[start of The input]
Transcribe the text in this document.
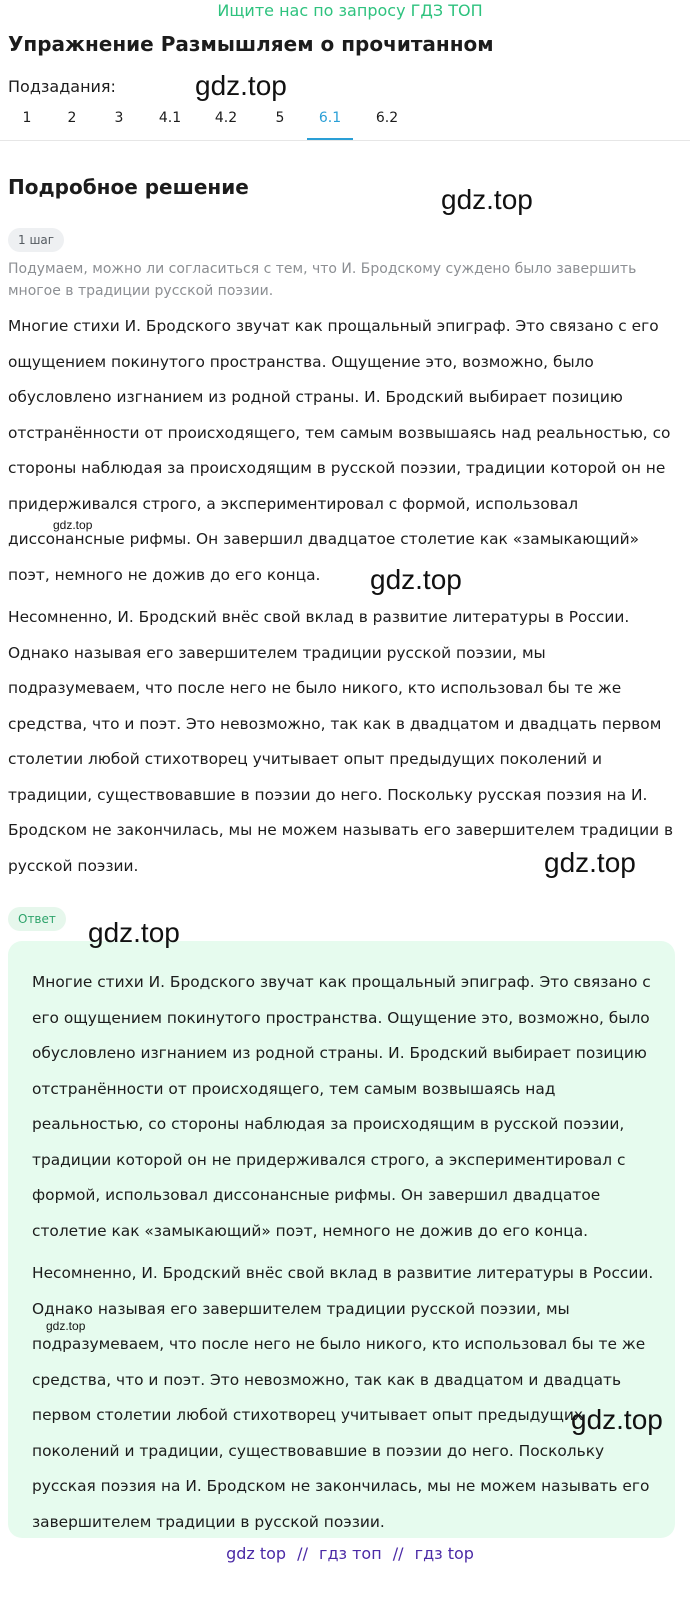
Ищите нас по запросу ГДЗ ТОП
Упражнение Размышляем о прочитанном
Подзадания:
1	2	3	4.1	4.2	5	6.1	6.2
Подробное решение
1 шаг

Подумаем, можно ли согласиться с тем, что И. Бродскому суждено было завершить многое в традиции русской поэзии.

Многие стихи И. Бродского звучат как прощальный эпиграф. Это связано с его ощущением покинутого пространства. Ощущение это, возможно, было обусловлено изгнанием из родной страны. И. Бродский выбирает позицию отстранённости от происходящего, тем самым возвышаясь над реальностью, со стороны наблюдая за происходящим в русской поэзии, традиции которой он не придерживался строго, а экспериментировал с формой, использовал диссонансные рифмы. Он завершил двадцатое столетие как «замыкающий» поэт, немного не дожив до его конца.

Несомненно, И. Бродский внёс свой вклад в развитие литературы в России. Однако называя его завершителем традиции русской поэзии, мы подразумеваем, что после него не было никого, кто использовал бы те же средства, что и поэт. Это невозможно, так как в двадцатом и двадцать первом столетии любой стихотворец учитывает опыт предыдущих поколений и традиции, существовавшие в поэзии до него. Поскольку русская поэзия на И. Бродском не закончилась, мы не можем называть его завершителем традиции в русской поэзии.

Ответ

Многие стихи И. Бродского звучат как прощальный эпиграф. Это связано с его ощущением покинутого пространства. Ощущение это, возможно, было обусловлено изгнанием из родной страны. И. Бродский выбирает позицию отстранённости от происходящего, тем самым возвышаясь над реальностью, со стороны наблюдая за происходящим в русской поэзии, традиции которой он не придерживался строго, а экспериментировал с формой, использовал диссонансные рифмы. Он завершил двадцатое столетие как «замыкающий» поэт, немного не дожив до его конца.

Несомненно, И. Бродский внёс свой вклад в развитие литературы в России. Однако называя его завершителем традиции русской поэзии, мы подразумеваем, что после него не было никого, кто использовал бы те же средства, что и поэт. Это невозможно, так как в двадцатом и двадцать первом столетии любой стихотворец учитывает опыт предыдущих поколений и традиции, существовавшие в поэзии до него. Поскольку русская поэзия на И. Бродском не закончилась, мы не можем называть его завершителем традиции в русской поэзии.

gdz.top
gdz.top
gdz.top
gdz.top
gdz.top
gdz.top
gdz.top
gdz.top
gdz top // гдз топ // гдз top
[end of The input]
[start of The input]
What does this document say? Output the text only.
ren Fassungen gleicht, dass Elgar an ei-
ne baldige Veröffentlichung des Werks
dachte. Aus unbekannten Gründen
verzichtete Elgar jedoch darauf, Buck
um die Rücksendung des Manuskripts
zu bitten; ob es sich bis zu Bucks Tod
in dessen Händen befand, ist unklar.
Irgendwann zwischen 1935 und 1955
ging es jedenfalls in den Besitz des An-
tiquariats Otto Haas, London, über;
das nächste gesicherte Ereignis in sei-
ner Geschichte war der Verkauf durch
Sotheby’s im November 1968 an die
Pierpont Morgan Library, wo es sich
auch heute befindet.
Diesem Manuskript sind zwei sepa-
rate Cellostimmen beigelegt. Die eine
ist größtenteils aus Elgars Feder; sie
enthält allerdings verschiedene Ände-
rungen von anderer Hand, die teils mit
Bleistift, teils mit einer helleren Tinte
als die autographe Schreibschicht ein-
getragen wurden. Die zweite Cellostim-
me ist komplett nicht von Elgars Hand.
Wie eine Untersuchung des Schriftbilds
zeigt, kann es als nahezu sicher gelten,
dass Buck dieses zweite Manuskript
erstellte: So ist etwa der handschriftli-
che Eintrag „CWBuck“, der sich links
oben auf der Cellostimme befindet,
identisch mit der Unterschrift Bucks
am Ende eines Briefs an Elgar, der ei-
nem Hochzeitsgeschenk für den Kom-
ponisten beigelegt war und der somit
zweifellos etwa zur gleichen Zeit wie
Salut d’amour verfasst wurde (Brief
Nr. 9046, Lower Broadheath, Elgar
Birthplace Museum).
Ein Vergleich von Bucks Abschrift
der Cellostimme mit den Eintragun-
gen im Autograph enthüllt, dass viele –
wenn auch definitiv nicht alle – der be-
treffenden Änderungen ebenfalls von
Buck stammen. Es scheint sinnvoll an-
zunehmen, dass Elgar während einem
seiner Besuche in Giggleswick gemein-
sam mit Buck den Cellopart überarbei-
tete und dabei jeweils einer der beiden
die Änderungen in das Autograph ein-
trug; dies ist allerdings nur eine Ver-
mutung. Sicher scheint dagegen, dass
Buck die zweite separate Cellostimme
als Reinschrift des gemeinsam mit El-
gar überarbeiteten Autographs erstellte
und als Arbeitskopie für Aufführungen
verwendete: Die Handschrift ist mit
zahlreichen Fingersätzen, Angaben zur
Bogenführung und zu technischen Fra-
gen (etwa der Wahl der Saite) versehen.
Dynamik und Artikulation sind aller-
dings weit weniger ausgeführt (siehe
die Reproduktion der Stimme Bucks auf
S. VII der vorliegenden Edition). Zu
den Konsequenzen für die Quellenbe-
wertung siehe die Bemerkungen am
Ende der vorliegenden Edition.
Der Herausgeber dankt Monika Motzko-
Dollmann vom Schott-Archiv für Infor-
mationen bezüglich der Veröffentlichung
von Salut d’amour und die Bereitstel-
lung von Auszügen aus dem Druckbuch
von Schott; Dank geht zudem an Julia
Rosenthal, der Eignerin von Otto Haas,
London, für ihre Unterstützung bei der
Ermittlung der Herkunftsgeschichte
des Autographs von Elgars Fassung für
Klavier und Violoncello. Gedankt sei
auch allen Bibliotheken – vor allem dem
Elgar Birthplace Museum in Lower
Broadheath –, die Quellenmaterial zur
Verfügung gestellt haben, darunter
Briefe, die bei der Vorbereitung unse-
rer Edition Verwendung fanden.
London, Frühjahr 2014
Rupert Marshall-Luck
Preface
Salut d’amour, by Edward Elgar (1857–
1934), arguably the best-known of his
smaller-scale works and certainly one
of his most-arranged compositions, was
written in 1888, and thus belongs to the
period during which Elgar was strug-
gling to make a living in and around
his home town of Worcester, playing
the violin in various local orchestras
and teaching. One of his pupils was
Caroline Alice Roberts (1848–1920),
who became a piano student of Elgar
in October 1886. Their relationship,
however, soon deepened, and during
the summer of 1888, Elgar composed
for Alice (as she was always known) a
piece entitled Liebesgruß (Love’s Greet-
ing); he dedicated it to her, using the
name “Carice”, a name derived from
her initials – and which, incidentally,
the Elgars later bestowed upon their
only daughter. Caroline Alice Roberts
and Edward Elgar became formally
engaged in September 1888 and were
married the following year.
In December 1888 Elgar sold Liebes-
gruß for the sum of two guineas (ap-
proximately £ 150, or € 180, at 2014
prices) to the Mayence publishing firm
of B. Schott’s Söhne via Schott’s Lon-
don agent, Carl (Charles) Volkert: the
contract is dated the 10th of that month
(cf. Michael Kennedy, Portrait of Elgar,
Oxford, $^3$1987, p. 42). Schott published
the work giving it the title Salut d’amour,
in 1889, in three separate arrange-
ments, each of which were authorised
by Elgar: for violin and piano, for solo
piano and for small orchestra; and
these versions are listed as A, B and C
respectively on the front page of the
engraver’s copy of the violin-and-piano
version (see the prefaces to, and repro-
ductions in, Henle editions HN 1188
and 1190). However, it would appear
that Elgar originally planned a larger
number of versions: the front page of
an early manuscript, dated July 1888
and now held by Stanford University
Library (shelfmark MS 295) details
[end of The input]
§ Given task:
Lines holding the word "page" should be counted across the entries; state only how many there are.

§ Complete response:
2